(begin)

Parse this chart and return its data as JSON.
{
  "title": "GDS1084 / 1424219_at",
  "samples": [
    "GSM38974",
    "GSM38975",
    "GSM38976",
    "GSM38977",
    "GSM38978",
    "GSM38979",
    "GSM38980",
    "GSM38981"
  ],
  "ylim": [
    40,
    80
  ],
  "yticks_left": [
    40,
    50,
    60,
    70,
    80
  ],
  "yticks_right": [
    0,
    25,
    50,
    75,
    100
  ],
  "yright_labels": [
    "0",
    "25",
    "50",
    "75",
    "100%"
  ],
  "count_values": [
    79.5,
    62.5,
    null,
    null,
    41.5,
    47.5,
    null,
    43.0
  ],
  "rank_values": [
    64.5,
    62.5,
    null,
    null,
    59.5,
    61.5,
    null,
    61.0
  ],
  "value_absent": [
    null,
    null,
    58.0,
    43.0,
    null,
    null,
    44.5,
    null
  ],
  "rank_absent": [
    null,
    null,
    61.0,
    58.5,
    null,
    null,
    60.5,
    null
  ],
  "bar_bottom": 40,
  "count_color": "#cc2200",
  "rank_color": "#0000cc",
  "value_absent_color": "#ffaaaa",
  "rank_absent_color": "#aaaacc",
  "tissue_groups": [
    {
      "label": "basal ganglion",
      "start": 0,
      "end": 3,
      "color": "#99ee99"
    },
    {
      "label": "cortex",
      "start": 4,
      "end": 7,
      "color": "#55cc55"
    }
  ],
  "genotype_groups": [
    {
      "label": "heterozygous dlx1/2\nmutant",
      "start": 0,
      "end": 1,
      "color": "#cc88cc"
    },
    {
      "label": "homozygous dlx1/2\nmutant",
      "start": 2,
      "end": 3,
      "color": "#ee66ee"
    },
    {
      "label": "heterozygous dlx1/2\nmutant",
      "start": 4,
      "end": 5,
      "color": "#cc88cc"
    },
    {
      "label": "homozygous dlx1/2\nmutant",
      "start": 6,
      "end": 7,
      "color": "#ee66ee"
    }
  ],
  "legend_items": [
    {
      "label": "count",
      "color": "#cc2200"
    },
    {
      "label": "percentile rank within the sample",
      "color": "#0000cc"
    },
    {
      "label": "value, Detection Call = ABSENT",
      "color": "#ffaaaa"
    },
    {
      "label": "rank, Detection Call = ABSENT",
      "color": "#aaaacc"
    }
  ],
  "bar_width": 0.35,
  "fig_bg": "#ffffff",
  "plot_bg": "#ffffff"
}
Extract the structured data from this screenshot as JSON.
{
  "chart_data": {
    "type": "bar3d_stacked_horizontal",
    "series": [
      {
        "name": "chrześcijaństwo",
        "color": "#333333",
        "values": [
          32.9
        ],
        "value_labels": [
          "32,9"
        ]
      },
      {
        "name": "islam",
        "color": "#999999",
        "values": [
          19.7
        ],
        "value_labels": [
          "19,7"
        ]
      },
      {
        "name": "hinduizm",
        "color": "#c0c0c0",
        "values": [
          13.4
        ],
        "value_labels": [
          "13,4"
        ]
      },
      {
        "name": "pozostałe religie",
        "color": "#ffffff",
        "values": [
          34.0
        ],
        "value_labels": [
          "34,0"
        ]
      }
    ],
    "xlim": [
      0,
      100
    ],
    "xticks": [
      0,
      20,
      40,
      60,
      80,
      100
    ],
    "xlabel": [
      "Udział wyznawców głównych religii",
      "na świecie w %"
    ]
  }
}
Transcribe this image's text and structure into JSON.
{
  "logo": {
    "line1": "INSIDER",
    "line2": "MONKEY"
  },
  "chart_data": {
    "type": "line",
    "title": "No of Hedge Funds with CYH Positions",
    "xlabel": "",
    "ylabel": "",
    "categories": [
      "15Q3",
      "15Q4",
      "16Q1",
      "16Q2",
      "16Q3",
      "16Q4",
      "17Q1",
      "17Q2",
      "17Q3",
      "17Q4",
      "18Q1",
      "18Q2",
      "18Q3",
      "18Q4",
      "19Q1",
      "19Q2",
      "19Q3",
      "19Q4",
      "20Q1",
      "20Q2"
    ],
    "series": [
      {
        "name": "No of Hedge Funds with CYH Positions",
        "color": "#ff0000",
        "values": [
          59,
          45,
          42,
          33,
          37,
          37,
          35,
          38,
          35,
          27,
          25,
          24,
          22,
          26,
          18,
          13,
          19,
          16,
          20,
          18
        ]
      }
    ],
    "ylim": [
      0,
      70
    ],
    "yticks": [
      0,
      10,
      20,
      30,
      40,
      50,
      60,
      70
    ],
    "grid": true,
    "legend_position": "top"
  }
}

(end)

What you have to do:
Transcribe the material exactly as it reads.

Reply:
Parse this chart and return its data as JSON.
{
  "title": "GDS1084 / 1424219_at",
  "samples": [
    "GSM38974",
    "GSM38975",
    "GSM38976",
    "GSM38977",
    "GSM38978",
    "GSM38979",
    "GSM38980",
    "GSM38981"
  ],
  "ylim": [
    40,
    80
  ],
  "yticks_left": [
    40,
    50,
    60,
    70,
    80
  ],
  "yticks_right": [
    0,
    25,
    50,
    75,
    100
  ],
  "yright_labels": [
    "0",
    "25",
    "50",
    "75",
    "100%"
  ],
  "count_values": [
    79.5,
    62.5,
    null,
    null,
    41.5,
    47.5,
    null,
    43.0
  ],
  "rank_values": [
    64.5,
    62.5,
    null,
    null,
    59.5,
    61.5,
    null,
    61.0
  ],
  "value_absent": [
    null,
    null,
    58.0,
    43.0,
    null,
    null,
    44.5,
    null
  ],
  "rank_absent": [
    null,
    null,
    61.0,
    58.5,
    null,
    null,
    60.5,
    null
  ],
  "bar_bottom": 40,
  "count_color": "#cc2200",
  "rank_color": "#0000cc",
  "value_absent_color": "#ffaaaa",
  "rank_absent_color": "#aaaacc",
  "tissue_groups": [
    {
      "label": "basal ganglion",
      "start": 0,
      "end": 3,
      "color": "#99ee99"
    },
    {
      "label": "cortex",
      "start": 4,
      "end": 7,
      "color": "#55cc55"
    }
  ],
  "genotype_groups": [
    {
      "label": "heterozygous dlx1/2\nmutant",
      "start": 0,
      "end": 1,
      "color": "#cc88cc"
    },
    {
      "label": "homozygous dlx1/2\nmutant",
      "start": 2,
      "end": 3,
      "color": "#ee66ee"
    },
    {
      "label": "heterozygous dlx1/2\nmutant",
      "start": 4,
      "end": 5,
      "color": "#cc88cc"
    },
    {
      "label": "homozygous dlx1/2\nmutant",
      "start": 6,
      "end": 7,
      "color": "#ee66ee"
    }
  ],
  "legend_items": [
    {
      "label": "count",
      "color": "#cc2200"
    },
    {
      "label": "percentile rank within the sample",
      "color": "#0000cc"
    },
    {
      "label": "value, Detection Call = ABSENT",
      "color": "#ffaaaa"
    },
    {
      "label": "rank, Detection Call = ABSENT",
      "color": "#aaaacc"
    }
  ],
  "bar_width": 0.35,
  "fig_bg": "#ffffff",
  "plot_bg": "#ffffff"
}
Extract the structured data from this screenshot as JSON.
{
  "chart_data": {
    "type": "bar3d_stacked_horizontal",
    "series": [
      {
        "name": "chrześcijaństwo",
        "color": "#333333",
        "values": [
          32.9
        ],
        "value_labels": [
          "32,9"
        ]
      },
      {
        "name": "islam",
        "color": "#999999",
        "values": [
          19.7
        ],
        "value_labels": [
          "19,7"
        ]
      },
      {
        "name": "hinduizm",
        "color": "#c0c0c0",
        "values": [
          13.4
        ],
        "value_labels": [
          "13,4"
        ]
      },
      {
        "name": "pozostałe religie",
        "color": "#ffffff",
        "values": [
          34.0
        ],
        "value_labels": [
          "34,0"
        ]
      }
    ],
    "xlim": [
      0,
      100
    ],
    "xticks": [
      0,
      20,
      40,
      60,
      80,
      100
    ],
    "xlabel": [
      "Udział wyznawców głównych religii",
      "na świecie w %"
    ]
  }
}
Transcribe this image's text and structure into JSON.
{
  "logo": {
    "line1": "INSIDER",
    "line2": "MONKEY"
  },
  "chart_data": {
    "type": "line",
    "title": "No of Hedge Funds with CYH Positions",
    "xlabel": "",
    "ylabel": "",
    "categories": [
      "15Q3",
      "15Q4",
      "16Q1",
      "16Q2",
      "16Q3",
      "16Q4",
      "17Q1",
      "17Q2",
      "17Q3",
      "17Q4",
      "18Q1",
      "18Q2",
      "18Q3",
      "18Q4",
      "19Q1",
      "19Q2",
      "19Q3",
      "19Q4",
      "20Q1",
      "20Q2"
    ],
    "series": [
      {
        "name": "No of Hedge Funds with CYH Positions",
        "color": "#ff0000",
        "values": [
          59,
          45,
          42,
          33,
          37,
          37,
          35,
          38,
          35,
          27,
          25,
          24,
          22,
          26,
          18,
          13,
          19,
          16,
          20,
          18
        ]
      }
    ],
    "ylim": [
      0,
      70
    ],
    "yticks": [
      0,
      10,
      20,
      30,
      40,
      50,
      60,
      70
    ],
    "grid": true,
    "legend_position": "top"
  }
}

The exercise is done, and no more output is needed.